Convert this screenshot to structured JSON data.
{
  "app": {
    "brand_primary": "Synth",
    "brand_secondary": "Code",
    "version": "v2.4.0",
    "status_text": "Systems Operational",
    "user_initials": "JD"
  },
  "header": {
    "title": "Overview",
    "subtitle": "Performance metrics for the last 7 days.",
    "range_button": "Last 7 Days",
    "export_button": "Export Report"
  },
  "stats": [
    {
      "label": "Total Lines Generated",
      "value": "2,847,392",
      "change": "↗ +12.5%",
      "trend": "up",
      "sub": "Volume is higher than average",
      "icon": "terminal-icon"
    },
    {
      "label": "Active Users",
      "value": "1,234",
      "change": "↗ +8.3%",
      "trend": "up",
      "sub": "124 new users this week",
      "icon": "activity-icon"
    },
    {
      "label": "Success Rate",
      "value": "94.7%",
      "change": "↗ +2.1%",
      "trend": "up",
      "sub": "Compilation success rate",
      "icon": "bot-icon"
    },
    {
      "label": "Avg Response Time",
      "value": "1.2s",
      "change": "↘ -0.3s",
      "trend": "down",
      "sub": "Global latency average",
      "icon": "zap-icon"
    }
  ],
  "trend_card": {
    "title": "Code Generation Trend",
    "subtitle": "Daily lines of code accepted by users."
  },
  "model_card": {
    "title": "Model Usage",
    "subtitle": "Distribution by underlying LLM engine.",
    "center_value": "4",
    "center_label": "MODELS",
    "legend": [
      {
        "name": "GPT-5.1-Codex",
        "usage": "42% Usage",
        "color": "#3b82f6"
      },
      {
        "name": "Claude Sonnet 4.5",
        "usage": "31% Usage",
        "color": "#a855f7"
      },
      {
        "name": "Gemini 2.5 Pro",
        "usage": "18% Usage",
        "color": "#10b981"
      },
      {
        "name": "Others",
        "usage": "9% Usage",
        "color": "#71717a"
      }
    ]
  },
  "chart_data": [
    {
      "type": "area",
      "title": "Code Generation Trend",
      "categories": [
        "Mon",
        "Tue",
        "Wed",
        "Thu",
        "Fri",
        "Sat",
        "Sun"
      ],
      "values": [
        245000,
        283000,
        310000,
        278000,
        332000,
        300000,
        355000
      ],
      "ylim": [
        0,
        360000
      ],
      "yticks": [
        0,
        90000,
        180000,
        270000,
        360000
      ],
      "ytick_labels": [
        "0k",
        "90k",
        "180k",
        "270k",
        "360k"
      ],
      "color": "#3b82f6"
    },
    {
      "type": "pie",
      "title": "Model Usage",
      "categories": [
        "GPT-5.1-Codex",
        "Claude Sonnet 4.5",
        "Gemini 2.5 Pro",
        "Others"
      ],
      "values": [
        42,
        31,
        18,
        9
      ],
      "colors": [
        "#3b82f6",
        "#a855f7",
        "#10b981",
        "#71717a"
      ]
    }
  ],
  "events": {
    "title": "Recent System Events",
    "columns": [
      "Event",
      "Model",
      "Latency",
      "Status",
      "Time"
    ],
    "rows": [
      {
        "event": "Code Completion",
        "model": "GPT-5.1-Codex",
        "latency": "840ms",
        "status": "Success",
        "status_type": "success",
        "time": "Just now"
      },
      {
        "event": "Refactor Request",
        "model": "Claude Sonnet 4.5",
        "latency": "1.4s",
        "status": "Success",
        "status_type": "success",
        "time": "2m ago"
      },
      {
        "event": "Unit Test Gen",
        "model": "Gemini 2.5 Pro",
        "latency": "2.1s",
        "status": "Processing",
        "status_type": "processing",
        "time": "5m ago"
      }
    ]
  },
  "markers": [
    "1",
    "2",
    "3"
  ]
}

##########

## Aim:
Copy the records above exactly as they appear.

## Answer to this problem:
Convert this screenshot to structured JSON data.
{
  "app": {
    "brand_primary": "Synth",
    "brand_secondary": "Code",
    "version": "v2.4.0",
    "status_text": "Systems Operational",
    "user_initials": "JD"
  },
  "header": {
    "title": "Overview",
    "subtitle": "Performance metrics for the last 7 days.",
    "range_button": "Last 7 Days",
    "export_button": "Export Report"
  },
  "stats": [
    {
      "label": "Total Lines Generated",
      "value": "2,847,392",
      "change": "↗ +12.5%",
      "trend": "up",
      "sub": "Volume is higher than average",
      "icon": "terminal-icon"
    },
    {
      "label": "Active Users",
      "value": "1,234",
      "change": "↗ +8.3%",
      "trend": "up",
      "sub": "124 new users this week",
      "icon": "activity-icon"
    },
    {
      "label": "Success Rate",
      "value": "94.7%",
      "change": "↗ +2.1%",
      "trend": "up",
      "sub": "Compilation success rate",
      "icon": "bot-icon"
    },
    {
      "label": "Avg Response Time",
      "value": "1.2s",
      "change": "↘ -0.3s",
      "trend": "down",
      "sub": "Global latency average",
      "icon": "zap-icon"
    }
  ],
  "trend_card": {
    "title": "Code Generation Trend",
    "subtitle": "Daily lines of code accepted by users."
  },
  "model_card": {
    "title": "Model Usage",
    "subtitle": "Distribution by underlying LLM engine.",
    "center_value": "4",
    "center_label": "MODELS",
    "legend": [
      {
        "name": "GPT-5.1-Codex",
        "usage": "42% Usage",
        "color": "#3b82f6"
      },
      {
        "name": "Claude Sonnet 4.5",
        "usage": "31% Usage",
        "color": "#a855f7"
      },
      {
        "name": "Gemini 2.5 Pro",
        "usage": "18% Usage",
        "color": "#10b981"
      },
      {
        "name": "Others",
        "usage": "9% Usage",
        "color": "#71717a"
      }
    ]
  },
  "chart_data": [
    {
      "type": "area",
      "title": "Code Generation Trend",
      "categories": [
        "Mon",
        "Tue",
        "Wed",
        "Thu",
        "Fri",
        "Sat",
        "Sun"
      ],
      "values": [
        245000,
        283000,
        310000,
        278000,
        332000,
        300000,
        355000
      ],
      "ylim": [
        0,
        360000
      ],
      "yticks": [
        0,
        90000,
        180000,
        270000,
        360000
      ],
      "ytick_labels": [
        "0k",
        "90k",
        "180k",
        "270k",
        "360k"
      ],
      "color": "#3b82f6"
    },
    {
      "type": "pie",
      "title": "Model Usage",
      "categories": [
        "GPT-5.1-Codex",
        "Claude Sonnet 4.5",
        "Gemini 2.5 Pro",
        "Others"
      ],
      "values": [
        42,
        31,
        18,
        9
      ],
      "colors": [
        "#3b82f6",
        "#a855f7",
        "#10b981",
        "#71717a"
      ]
    }
  ],
  "events": {
    "title": "Recent System Events",
    "columns": [
      "Event",
      "Model",
      "Latency",
      "Status",
      "Time"
    ],
    "rows": [
      {
        "event": "Code Completion",
        "model": "GPT-5.1-Codex",
        "latency": "840ms",
        "status": "Success",
        "status_type": "success",
        "time": "Just now"
      },
      {
        "event": "Refactor Request",
        "model": "Claude Sonnet 4.5",
        "latency": "1.4s",
        "status": "Success",
        "status_type": "success",
        "time": "2m ago"
      },
      {
        "event": "Unit Test Gen",
        "model": "Gemini 2.5 Pro",
        "latency": "2.1s",
        "status": "Processing",
        "status_type": "processing",
        "time": "5m ago"
      }
    ]
  },
  "markers": [
    "1",
    "2",
    "3"
  ]
}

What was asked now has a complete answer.